>> Start Material for the task

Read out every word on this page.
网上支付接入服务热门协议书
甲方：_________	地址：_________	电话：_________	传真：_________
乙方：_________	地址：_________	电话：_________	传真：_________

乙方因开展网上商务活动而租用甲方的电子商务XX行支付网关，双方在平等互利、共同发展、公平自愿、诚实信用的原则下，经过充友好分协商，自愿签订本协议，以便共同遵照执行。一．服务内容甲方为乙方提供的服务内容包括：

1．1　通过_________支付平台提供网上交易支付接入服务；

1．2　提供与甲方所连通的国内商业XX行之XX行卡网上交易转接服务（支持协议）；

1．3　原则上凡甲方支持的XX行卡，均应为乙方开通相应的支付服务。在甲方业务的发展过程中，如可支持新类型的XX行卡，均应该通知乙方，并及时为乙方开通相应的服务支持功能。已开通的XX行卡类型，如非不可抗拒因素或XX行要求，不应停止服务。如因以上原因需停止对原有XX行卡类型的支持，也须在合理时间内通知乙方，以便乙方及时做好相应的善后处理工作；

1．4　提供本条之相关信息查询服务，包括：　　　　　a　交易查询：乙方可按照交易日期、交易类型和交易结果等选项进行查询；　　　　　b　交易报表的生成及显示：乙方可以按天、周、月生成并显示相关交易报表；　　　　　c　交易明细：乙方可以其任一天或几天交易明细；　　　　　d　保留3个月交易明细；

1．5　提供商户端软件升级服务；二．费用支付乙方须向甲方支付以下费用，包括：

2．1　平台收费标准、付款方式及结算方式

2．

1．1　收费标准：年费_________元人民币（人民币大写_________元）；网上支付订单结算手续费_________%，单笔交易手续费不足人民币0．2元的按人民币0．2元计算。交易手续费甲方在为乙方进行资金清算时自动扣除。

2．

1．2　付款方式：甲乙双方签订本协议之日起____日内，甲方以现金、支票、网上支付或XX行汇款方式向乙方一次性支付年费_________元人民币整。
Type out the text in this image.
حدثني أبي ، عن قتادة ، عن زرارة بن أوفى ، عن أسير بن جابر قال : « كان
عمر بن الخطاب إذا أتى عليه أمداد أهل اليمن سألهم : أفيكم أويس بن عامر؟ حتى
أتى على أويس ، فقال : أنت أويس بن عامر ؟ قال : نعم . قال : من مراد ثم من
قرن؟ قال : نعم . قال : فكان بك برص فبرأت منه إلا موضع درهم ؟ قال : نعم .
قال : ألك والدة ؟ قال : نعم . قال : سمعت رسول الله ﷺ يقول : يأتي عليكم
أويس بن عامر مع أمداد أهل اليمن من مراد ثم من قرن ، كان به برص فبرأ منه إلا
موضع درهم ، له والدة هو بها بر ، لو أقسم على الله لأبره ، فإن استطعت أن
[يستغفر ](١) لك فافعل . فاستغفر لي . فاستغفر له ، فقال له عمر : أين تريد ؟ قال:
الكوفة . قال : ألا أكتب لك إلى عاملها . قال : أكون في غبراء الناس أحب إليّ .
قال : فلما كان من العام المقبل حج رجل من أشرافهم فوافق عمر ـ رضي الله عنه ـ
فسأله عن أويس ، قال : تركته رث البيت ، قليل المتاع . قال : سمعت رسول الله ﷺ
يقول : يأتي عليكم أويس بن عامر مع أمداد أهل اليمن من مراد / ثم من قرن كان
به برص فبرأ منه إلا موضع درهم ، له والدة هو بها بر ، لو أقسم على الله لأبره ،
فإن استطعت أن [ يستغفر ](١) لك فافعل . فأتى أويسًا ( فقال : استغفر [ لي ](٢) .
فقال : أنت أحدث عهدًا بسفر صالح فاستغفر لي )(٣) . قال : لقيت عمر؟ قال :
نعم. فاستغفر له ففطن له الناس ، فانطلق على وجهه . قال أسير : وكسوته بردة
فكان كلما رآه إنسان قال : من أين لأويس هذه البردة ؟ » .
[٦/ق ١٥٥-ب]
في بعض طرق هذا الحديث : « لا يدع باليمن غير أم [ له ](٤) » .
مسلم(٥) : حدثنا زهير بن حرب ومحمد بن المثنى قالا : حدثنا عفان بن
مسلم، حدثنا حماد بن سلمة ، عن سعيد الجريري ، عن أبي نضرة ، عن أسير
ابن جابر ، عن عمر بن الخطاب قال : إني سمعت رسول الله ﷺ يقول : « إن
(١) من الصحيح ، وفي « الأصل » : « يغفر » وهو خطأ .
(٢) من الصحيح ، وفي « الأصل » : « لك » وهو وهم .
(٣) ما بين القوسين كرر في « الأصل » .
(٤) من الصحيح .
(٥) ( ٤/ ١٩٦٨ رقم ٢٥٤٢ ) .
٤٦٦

>> End Material for the task

Task requirements: Using the listing above, show each line holding the string "this".

Result of the exercise:
Read out every word on this page.
Type out the text in this image.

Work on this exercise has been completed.